▸ Written exercise:
All of the records below must be output exactly, with no pictures carried over.

(Records from a collection)
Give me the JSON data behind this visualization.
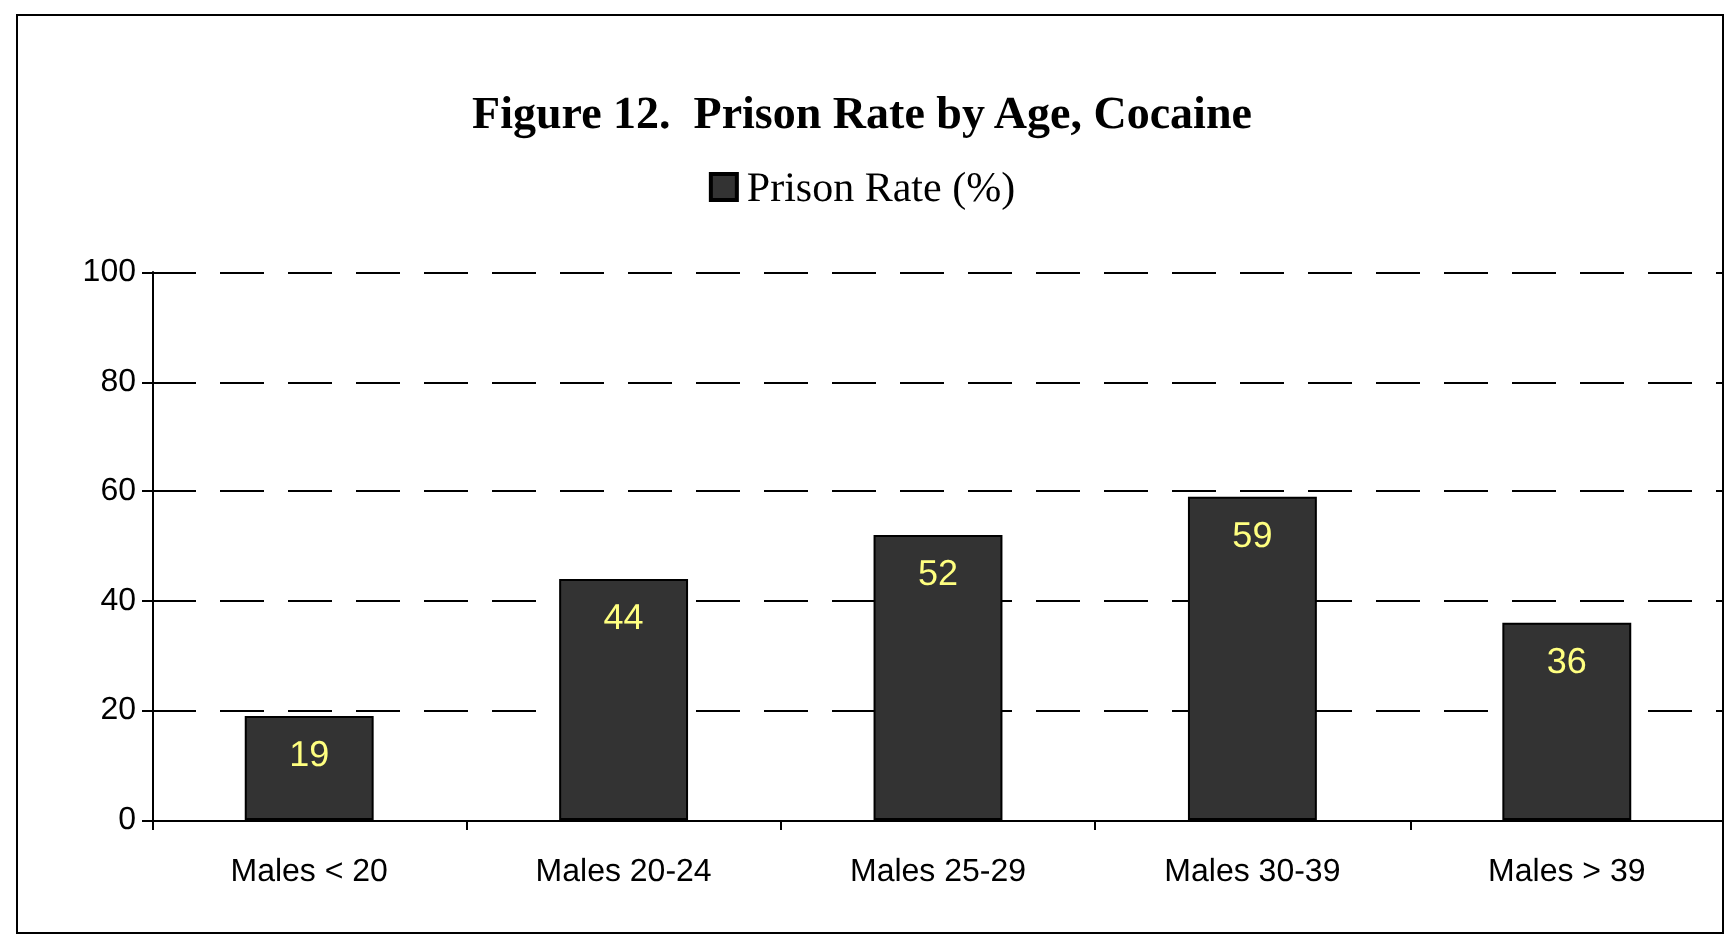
{
  "chart_data": {
    "type": "bar",
    "title": "Figure 12.  Prison Rate by Age, Cocaine",
    "categories": [
      "Males < 20",
      "Males 20-24",
      "Males 25-29",
      "Males 30-39",
      "Males > 39"
    ],
    "series": [
      {
        "name": "Prison Rate (%)",
        "color": "#333333",
        "values": [
          19,
          44,
          52,
          59,
          36
        ]
      }
    ],
    "ylim": [
      0,
      100
    ],
    "yticks": [
      0,
      20,
      40,
      60,
      80,
      100
    ],
    "grid": "y",
    "line_style": "dashed",
    "legend": "top",
    "data_labels": true
  }
}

▸ Solution below:
Give me the JSON data behind this visualization.
{
  "chart_data": {
    "type": "bar",
    "title": "Figure 12.  Prison Rate by Age, Cocaine",
    "categories": [
      "Males < 20",
      "Males 20-24",
      "Males 25-29",
      "Males 30-39",
      "Males > 39"
    ],
    "series": [
      {
        "name": "Prison Rate (%)",
        "color": "#333333",
        "values": [
          19,
          44,
          52,
          59,
          36
        ]
      }
    ],
    "ylim": [
      0,
      100
    ],
    "yticks": [
      0,
      20,
      40,
      60,
      80,
      100
    ],
    "grid": "y",
    "line_style": "dashed",
    "legend": "top",
    "data_labels": true
  }
}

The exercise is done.